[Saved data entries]
[Begin]

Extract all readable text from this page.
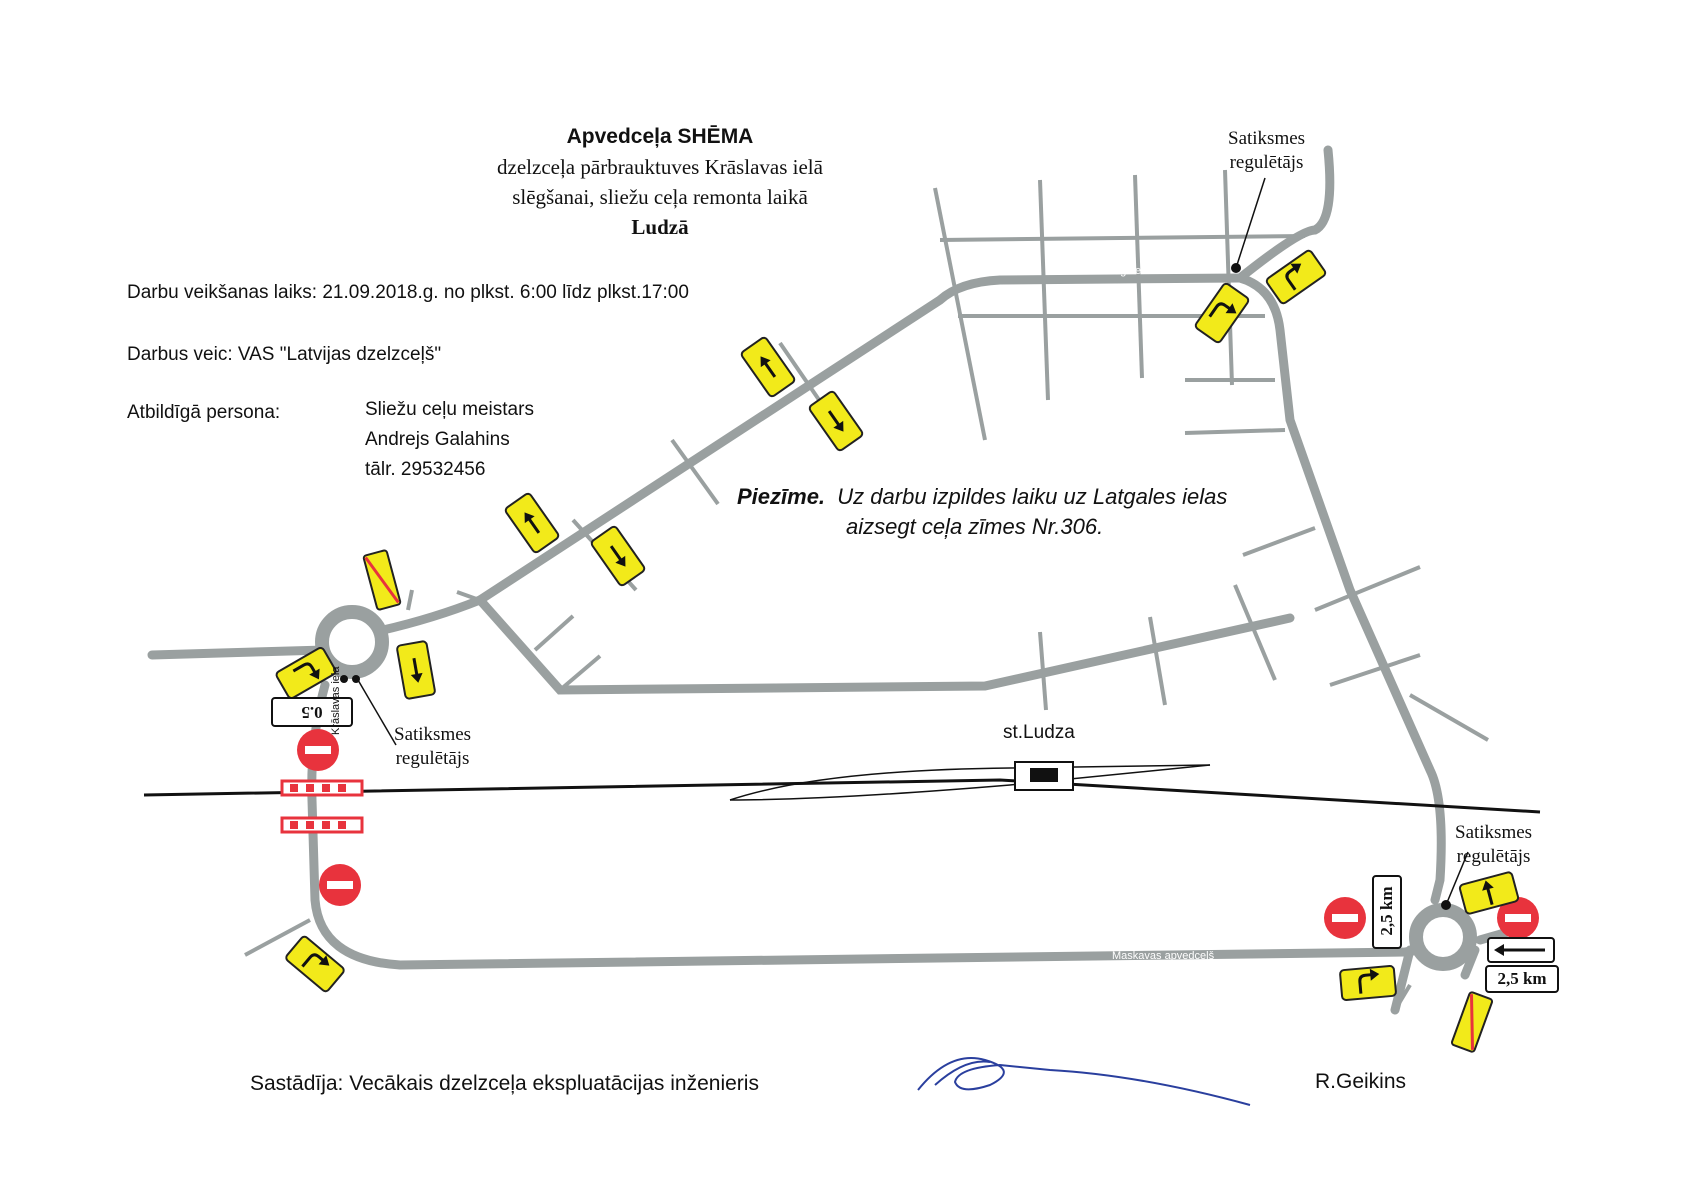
Apvedceļa SHĒMA
dzelzceļa pārbrauktuves Krāslavas ielā
slēgšanai, sliežu ceļa remonta laikā
Ludzā
Darbu veikšanas laiks: 21.09.2018.g. no plkst. 6:00 līdz plkst.17:00
Darbus veic: VAS "Latvijas dzelzceļš"
Atbildīgā persona:	Sliežu ceļu meistars
Andrejs Galahins
tālr. 29532456
Piezīme. Uz darbu izpildes laiku uz Latgales ielas
aizsegt ceļa zīmes Nr.306.
Latgales iela
Maskavas apvedceļš
Krāslavas iela	st.Ludza
Satiksmes
regulētājs
Satiksmes
regulētājs
Satiksmes
regulētājs
0.5
2,5 km
2,5 km
Sastādīja: Vecākais dzelzceļa ekspluatācijas inženieris	R.Geikins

[End]

» **Exercise brief**:
What comes back should match the records exactly, minus any pictures.

» **Solution**:
Extract all readable text from this page.
Apvedceļa SHĒMA
dzelzceļa pārbrauktuves Krāslavas ielā
slēgšanai, sliežu ceļa remonta laikā
Ludzā
Darbu veikšanas laiks: 21.09.2018.g. no plkst. 6:00 līdz plkst.17:00
Darbus veic: VAS "Latvijas dzelzceļš"
Atbildīgā persona:	Sliežu ceļu meistars
Andrejs Galahins
tālr. 29532456
Piezīme. Uz darbu izpildes laiku uz Latgales ielas
aizsegt ceļa zīmes Nr.306.
Latgales iela
Maskavas apvedceļš
Krāslavas iela	st.Ludza
Satiksmes
regulētājs
Satiksmes
regulētājs
Satiksmes
regulētājs
0.5
2,5 km
2,5 km
Sastādīja: Vecākais dzelzceļa ekspluatācijas inženieris	R.Geikins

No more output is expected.